* _TO DO_
Repeat word for word the lines from the one holding "Decode this image" through the end, both ends included, and leave out every picture.

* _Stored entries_
┄┄┄┄┄┄┄┄┄┄┄┄┄┄┄┄┄┄┄┄

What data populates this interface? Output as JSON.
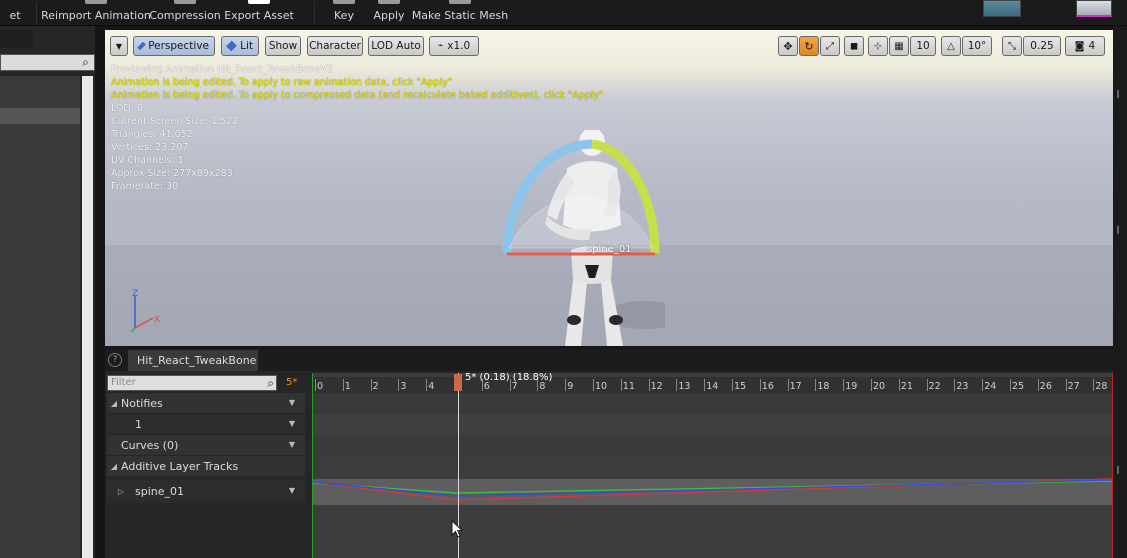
{
  "toolbar": {
    "cutoff_label": "et",
    "reimport_label": "Reimport Animation",
    "compression_label": "Compression",
    "export_label": "Export Asset",
    "key_label": "Key",
    "apply_label": "Apply",
    "make_static_mesh_label": "Make Static Mesh"
  },
  "viewport": {
    "perspective_label": "Perspective",
    "lit_label": "Lit",
    "show_label": "Show",
    "character_label": "Character",
    "lod_label": "LOD Auto",
    "speed_label": "x1.0",
    "grid_snap_value": "10",
    "rotation_snap_value": "10°",
    "scale_snap_value": "0.25",
    "camera_speed_value": "4",
    "info_lines": {
      "previewing": "Previewing Animation Hit_React_TweakBoneV2",
      "warn_raw": "Animation is being edited. To apply to raw animation data, click \"Apply\"",
      "warn_compressed": "Animation is being edited. To apply to compressed data (and recalculate baked additives), click \"Apply\"",
      "lod": "LOD: 0",
      "screen_size": "Current Screen Size: 1.522",
      "triangles": "Triangles: 41,052",
      "vertices": "Vertices: 23,207",
      "uv_channels": "UV Channels: 1",
      "approx_size": "Approx Size: 277x89x283",
      "framerate": "Framerate: 30"
    },
    "bone_label": "spine_01",
    "axis_z": "Z",
    "axis_x": "X"
  },
  "sequencer": {
    "tab_label": "Hit_React_TweakBone",
    "filter_placeholder": "Filter",
    "frame_indicator": "5*",
    "playhead_label": "5* (0.18) (18.8%)",
    "tracks": {
      "notifies": "Notifies",
      "notify_track": "1",
      "curves": "Curves  (0)",
      "additive": "Additive Layer Tracks",
      "spine": "spine_01"
    },
    "ruler_ticks": [
      "0",
      "1",
      "2",
      "3",
      "4",
      "5",
      "6",
      "7",
      "8",
      "9",
      "10",
      "11",
      "12",
      "13",
      "14",
      "15",
      "16",
      "17",
      "18",
      "19",
      "20",
      "21",
      "22",
      "23",
      "24",
      "25",
      "26",
      "27",
      "28"
    ],
    "playhead_frame": 5,
    "curve_colors": {
      "red": "#d03a3a",
      "green": "#3ac03a",
      "blue": "#3a4ad8"
    }
  }
}
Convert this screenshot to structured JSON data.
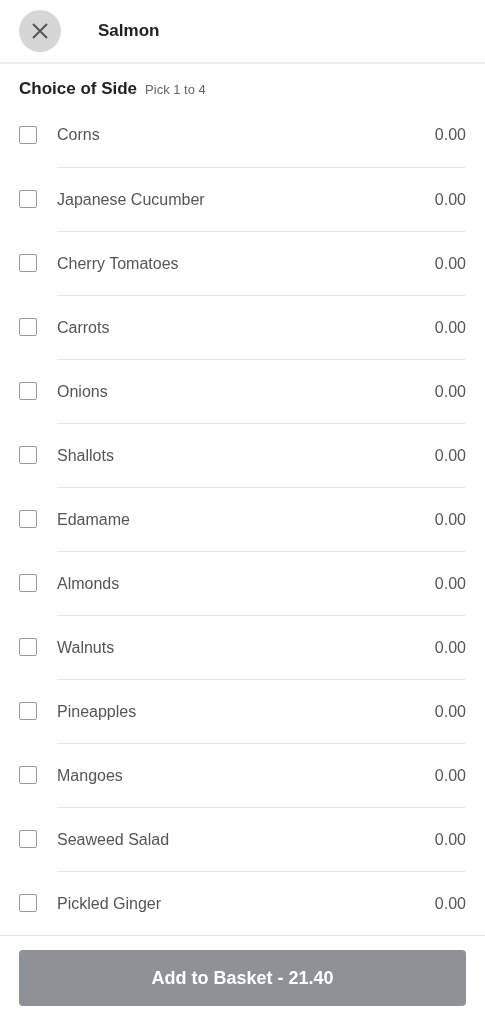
{
  "header": {
    "title": "Salmon"
  },
  "section": {
    "title": "Choice of Side",
    "hint": "Pick 1 to 4",
    "options": [
      {
        "label": "Corns",
        "price": "0.00",
        "checked": false
      },
      {
        "label": "Japanese Cucumber",
        "price": "0.00",
        "checked": false
      },
      {
        "label": "Cherry Tomatoes",
        "price": "0.00",
        "checked": false
      },
      {
        "label": "Carrots",
        "price": "0.00",
        "checked": false
      },
      {
        "label": "Onions",
        "price": "0.00",
        "checked": false
      },
      {
        "label": "Shallots",
        "price": "0.00",
        "checked": false
      },
      {
        "label": "Edamame",
        "price": "0.00",
        "checked": false
      },
      {
        "label": "Almonds",
        "price": "0.00",
        "checked": false
      },
      {
        "label": "Walnuts",
        "price": "0.00",
        "checked": false
      },
      {
        "label": "Pineapples",
        "price": "0.00",
        "checked": false
      },
      {
        "label": "Mangoes",
        "price": "0.00",
        "checked": false
      },
      {
        "label": "Seaweed Salad",
        "price": "0.00",
        "checked": false
      },
      {
        "label": "Pickled Ginger",
        "price": "0.00",
        "checked": false
      }
    ]
  },
  "footer": {
    "button": "Add to Basket - 21.40",
    "disabled": true
  }
}
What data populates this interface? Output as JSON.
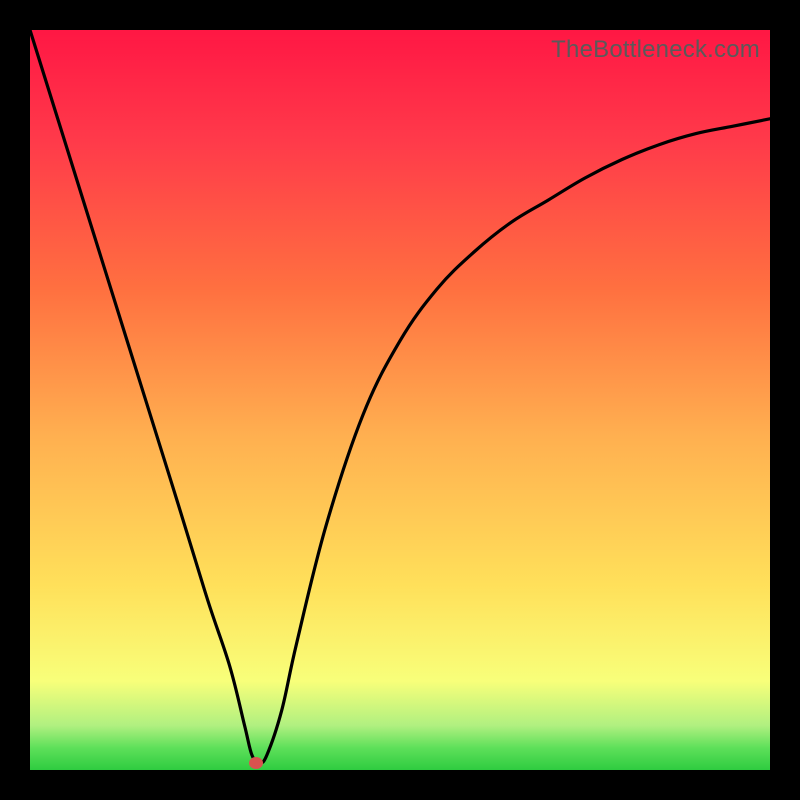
{
  "watermark": "TheBottleneck.com",
  "colors": {
    "frame": "#000000",
    "curve": "#000000",
    "dot": "#d9534f"
  },
  "chart_data": {
    "type": "line",
    "title": "",
    "xlabel": "",
    "ylabel": "",
    "x_range": [
      0,
      100
    ],
    "y_range": [
      0,
      100
    ],
    "series": [
      {
        "name": "bottleneck-curve",
        "x": [
          0,
          5,
          10,
          15,
          20,
          24,
          27,
          29,
          30,
          31,
          32,
          34,
          36,
          40,
          45,
          50,
          55,
          60,
          65,
          70,
          75,
          80,
          85,
          90,
          95,
          100
        ],
        "values": [
          100,
          84,
          68,
          52,
          36,
          23,
          14,
          6,
          2,
          1,
          2,
          8,
          17,
          33,
          48,
          58,
          65,
          70,
          74,
          77,
          80,
          82.5,
          84.5,
          86,
          87,
          88
        ]
      }
    ],
    "marker": {
      "x": 30.5,
      "y": 1
    },
    "gradient_stops": [
      {
        "pct": 0,
        "color": "#2ecc40"
      },
      {
        "pct": 3,
        "color": "#5ee05a"
      },
      {
        "pct": 6,
        "color": "#b0f080"
      },
      {
        "pct": 12,
        "color": "#f8ff7a"
      },
      {
        "pct": 25,
        "color": "#ffe05a"
      },
      {
        "pct": 45,
        "color": "#ffb050"
      },
      {
        "pct": 65,
        "color": "#ff7040"
      },
      {
        "pct": 85,
        "color": "#ff3a4a"
      },
      {
        "pct": 100,
        "color": "#ff1744"
      }
    ]
  }
}
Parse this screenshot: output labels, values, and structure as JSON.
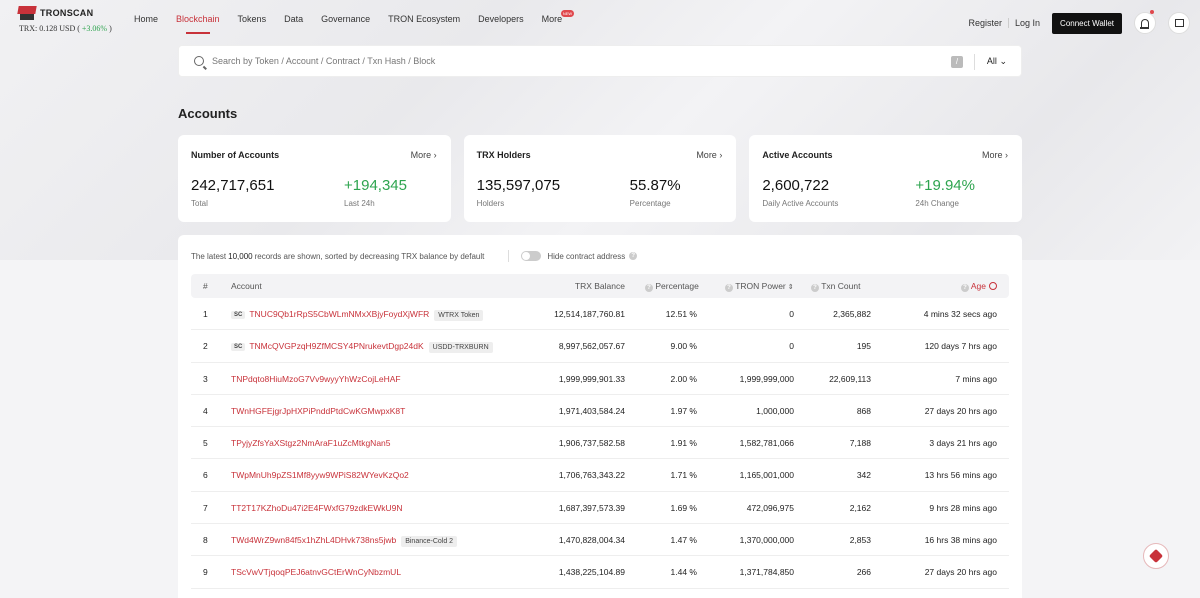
{
  "header": {
    "logo_text": "TRONSCAN",
    "price_label": "TRX: 0.128 USD (",
    "price_change": "+3.06%",
    "price_close": ")",
    "nav": [
      "Home",
      "Blockchain",
      "Tokens",
      "Data",
      "Governance",
      "TRON Ecosystem",
      "Developers",
      "More"
    ],
    "active_nav": "Blockchain",
    "new_badge": "NEW",
    "register": "Register",
    "login": "Log In",
    "connect_wallet": "Connect Wallet"
  },
  "search": {
    "placeholder": "Search by Token / Account / Contract / Txn Hash / Block",
    "shortcut": "/",
    "filter": "All"
  },
  "page_title": "Accounts",
  "cards": [
    {
      "title": "Number of Accounts",
      "more": "More",
      "v1": "242,717,651",
      "l1": "Total",
      "v2": "+194,345",
      "l2": "Last 24h"
    },
    {
      "title": "TRX Holders",
      "more": "More",
      "v1": "135,597,075",
      "l1": "Holders",
      "v2": "55.87%",
      "l2": "Percentage"
    },
    {
      "title": "Active Accounts",
      "more": "More",
      "v1": "2,600,722",
      "l1": "Daily Active Accounts",
      "v2": "+19.94%",
      "l2": "24h Change"
    }
  ],
  "table": {
    "note_pre": "The latest",
    "note_count": "10,000",
    "note_post": "records are shown, sorted by decreasing TRX balance by default",
    "toggle_label": "Hide contract address",
    "headers": {
      "num": "#",
      "account": "Account",
      "balance": "TRX Balance",
      "percentage": "Percentage",
      "power": "TRON Power",
      "txn": "Txn Count",
      "age": "Age"
    },
    "sc_label": "SC",
    "rows": [
      {
        "num": "1",
        "account": "TNUC9Qb1rRpS5CbWLmNMxXBjyFoydXjWFR",
        "sc": true,
        "tag": "WTRX Token",
        "balance": "12,514,187,760.81",
        "percentage": "12.51 %",
        "power": "0",
        "txn": "2,365,882",
        "age": "4 mins 32 secs ago"
      },
      {
        "num": "2",
        "account": "TNMcQVGPzqH9ZfMCSY4PNrukevtDgp24dK",
        "sc": true,
        "tag": "USDD-TRXBURN",
        "balance": "8,997,562,057.67",
        "percentage": "9.00 %",
        "power": "0",
        "txn": "195",
        "age": "120 days 7 hrs ago"
      },
      {
        "num": "3",
        "account": "TNPdqto8HiuMzoG7Vv9wyyYhWzCojLeHAF",
        "sc": false,
        "tag": "",
        "balance": "1,999,999,901.33",
        "percentage": "2.00 %",
        "power": "1,999,999,000",
        "txn": "22,609,113",
        "age": "7 mins ago"
      },
      {
        "num": "4",
        "account": "TWnHGFEjgrJpHXPiPnddPtdCwKGMwpxK8T",
        "sc": false,
        "tag": "",
        "balance": "1,971,403,584.24",
        "percentage": "1.97 %",
        "power": "1,000,000",
        "txn": "868",
        "age": "27 days 20 hrs ago"
      },
      {
        "num": "5",
        "account": "TPyjyZfsYaXStgz2NmAraF1uZcMtkgNan5",
        "sc": false,
        "tag": "",
        "balance": "1,906,737,582.58",
        "percentage": "1.91 %",
        "power": "1,582,781,066",
        "txn": "7,188",
        "age": "3 days 21 hrs ago"
      },
      {
        "num": "6",
        "account": "TWpMnUh9pZS1Mf8yyw9WPiS82WYevKzQo2",
        "sc": false,
        "tag": "",
        "balance": "1,706,763,343.22",
        "percentage": "1.71 %",
        "power": "1,165,001,000",
        "txn": "342",
        "age": "13 hrs 56 mins ago"
      },
      {
        "num": "7",
        "account": "TT2T17KZhoDu47i2E4FWxfG79zdkEWkU9N",
        "sc": false,
        "tag": "",
        "balance": "1,687,397,573.39",
        "percentage": "1.69 %",
        "power": "472,096,975",
        "txn": "2,162",
        "age": "9 hrs 28 mins ago"
      },
      {
        "num": "8",
        "account": "TWd4WrZ9wn84f5x1hZhL4DHvk738ns5jwb",
        "sc": false,
        "tag": "Binance-Cold 2",
        "balance": "1,470,828,004.34",
        "percentage": "1.47 %",
        "power": "1,370,000,000",
        "txn": "2,853",
        "age": "16 hrs 38 mins ago"
      },
      {
        "num": "9",
        "account": "TScVwVTjqoqPEJ6atnvGCtErWnCyNbzmUL",
        "sc": false,
        "tag": "",
        "balance": "1,438,225,104.89",
        "percentage": "1.44 %",
        "power": "1,371,784,850",
        "txn": "266",
        "age": "27 days 20 hrs ago"
      }
    ]
  },
  "icons": {
    "search": "search-icon",
    "bell": "bell-icon",
    "wallet_box": "box-icon",
    "help": "question-icon",
    "age_clock": "clock-icon",
    "support": "support-icon"
  },
  "colors": {
    "accent": "#c8323a",
    "positive": "#2ea44f"
  }
}
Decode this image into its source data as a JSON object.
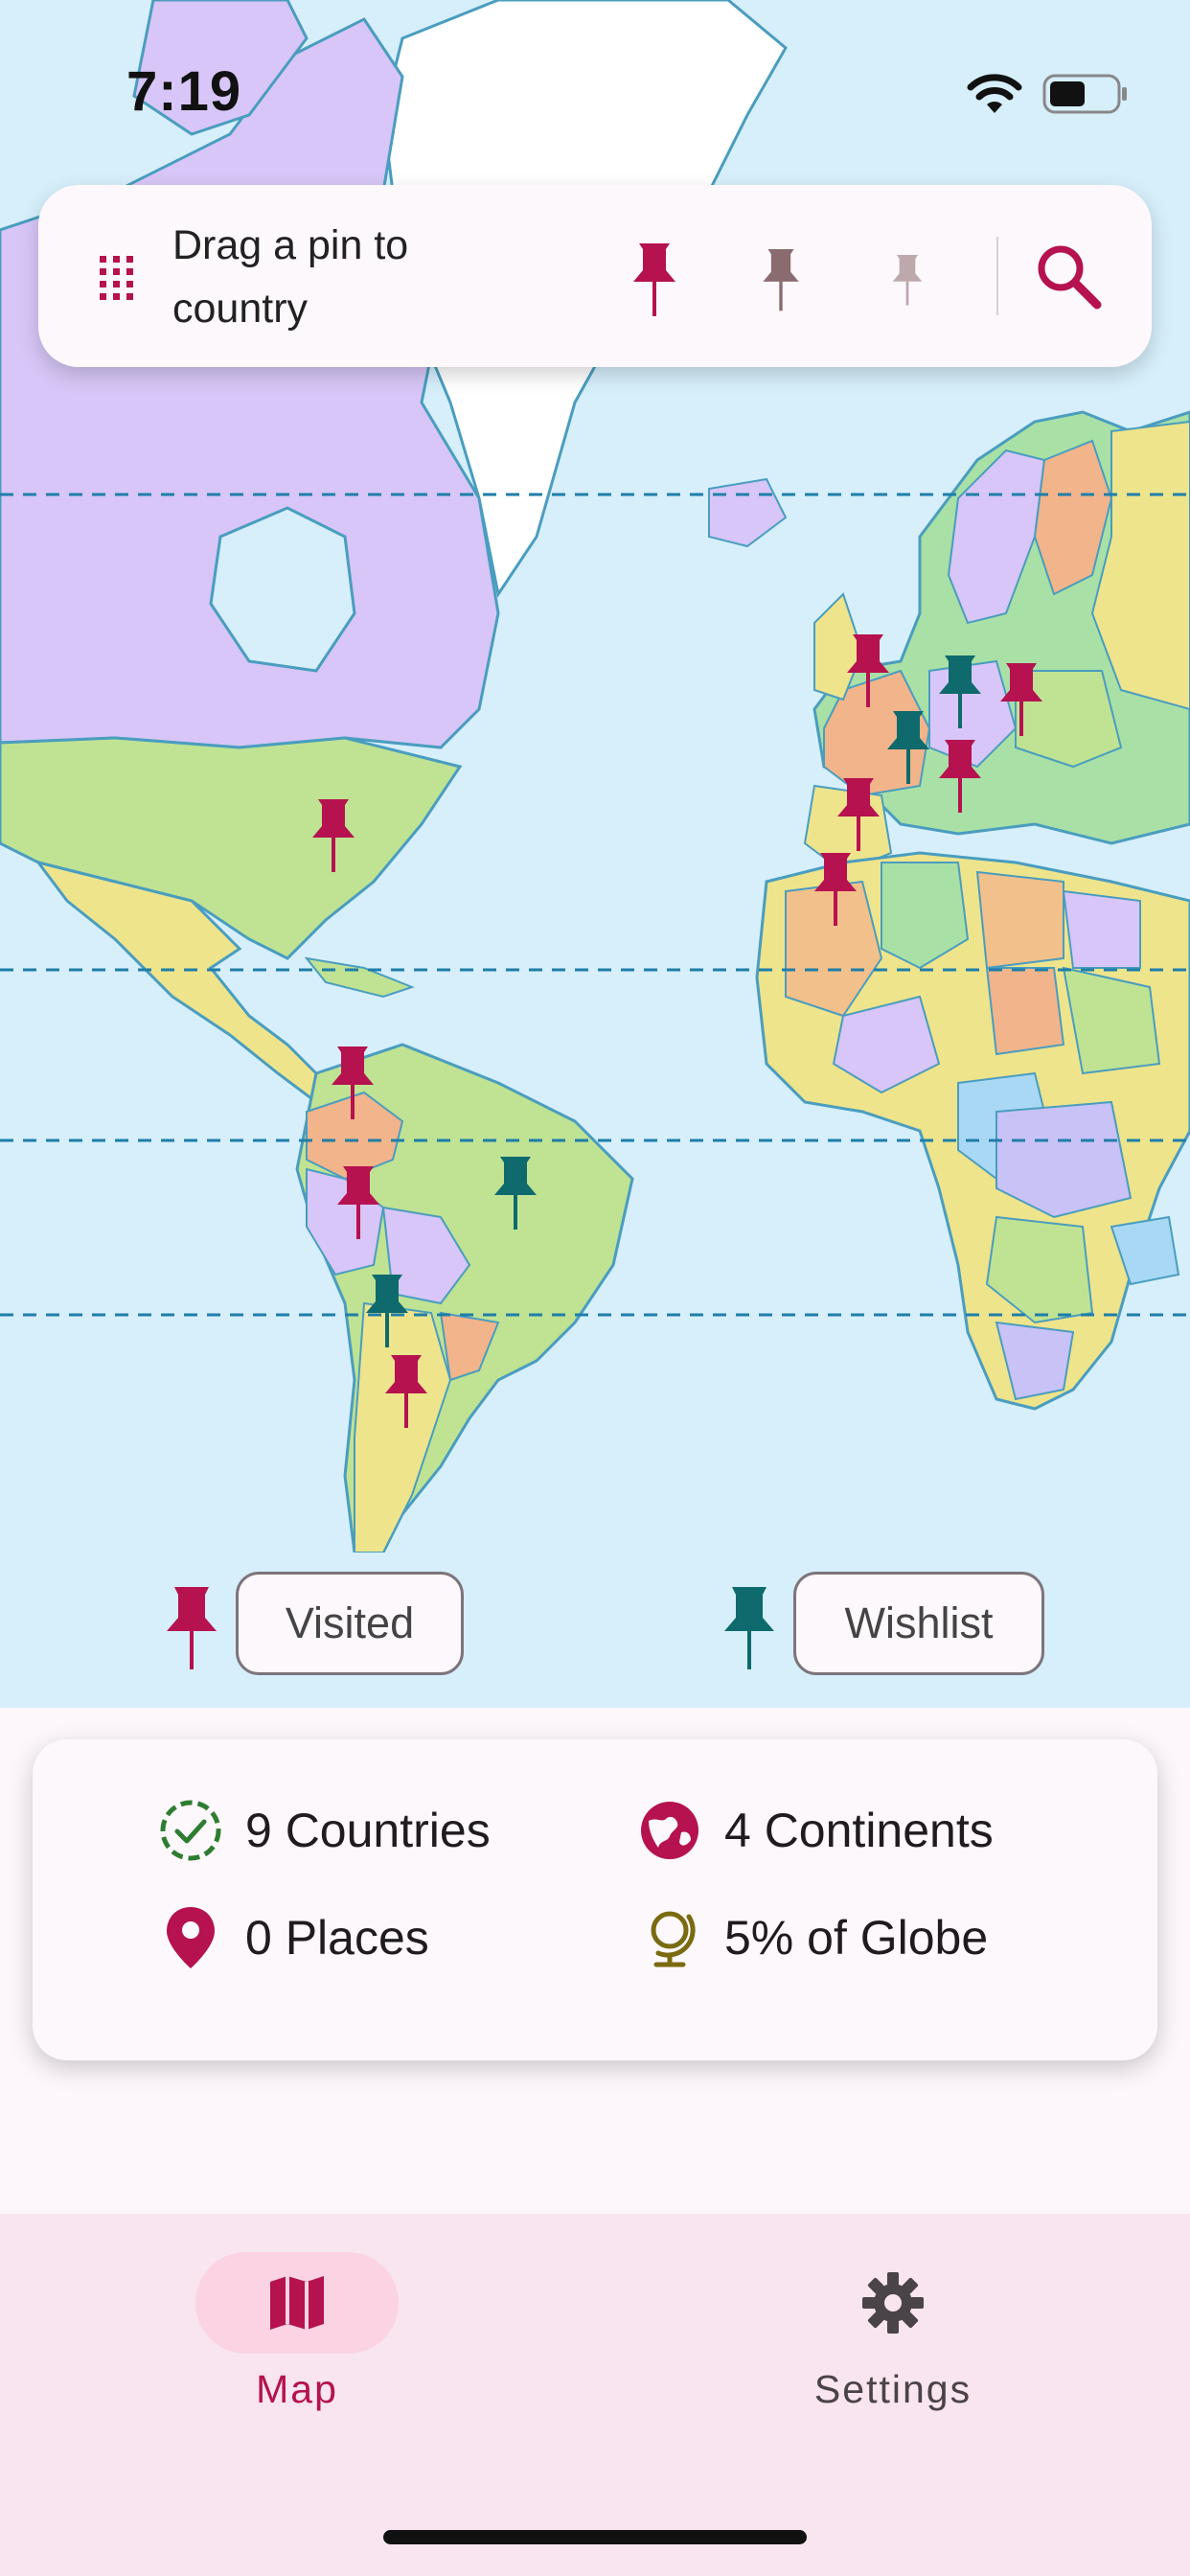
{
  "status": {
    "time": "7:19"
  },
  "toolbar": {
    "drag_hint": "Drag a pin to country",
    "pins": [
      {
        "name": "visited",
        "color": "#b5124f"
      },
      {
        "name": "medium",
        "color": "#8a6b70"
      },
      {
        "name": "light",
        "color": "#bda8ac"
      }
    ]
  },
  "colors": {
    "visited": "#b5124f",
    "wishlist": "#0e6a6c",
    "ocean": "#d6effb",
    "accent": "#b5124f",
    "success": "#2e7d32",
    "globe": "#7a6a10"
  },
  "legend": {
    "visited_label": "Visited",
    "wishlist_label": "Wishlist"
  },
  "stats": {
    "countries": "9 Countries",
    "continents": "4 Continents",
    "places": "0 Places",
    "globe": "5% of Globe"
  },
  "nav": {
    "map_label": "Map",
    "settings_label": "Settings"
  }
}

┄┄┄┄┄┄┄┄┄┄┄┄┄┄┄┄┄┄┄┄

* _SOLUTION FOR THIS TASK_
Decode this image into its source data as a JSON object.
{
  "status": {
    "time": "7:19"
  },
  "toolbar": {
    "drag_hint": "Drag a pin to country",
    "pins": [
      {
        "name": "visited",
        "color": "#b5124f"
      },
      {
        "name": "medium",
        "color": "#8a6b70"
      },
      {
        "name": "light",
        "color": "#bda8ac"
      }
    ]
  },
  "colors": {
    "visited": "#b5124f",
    "wishlist": "#0e6a6c",
    "ocean": "#d6effb",
    "accent": "#b5124f",
    "success": "#2e7d32",
    "globe": "#7a6a10"
  },
  "legend": {
    "visited_label": "Visited",
    "wishlist_label": "Wishlist"
  },
  "stats": {
    "countries": "9 Countries",
    "continents": "4 Continents",
    "places": "0 Places",
    "globe": "5% of Globe"
  },
  "nav": {
    "map_label": "Map",
    "settings_label": "Settings"
  }
}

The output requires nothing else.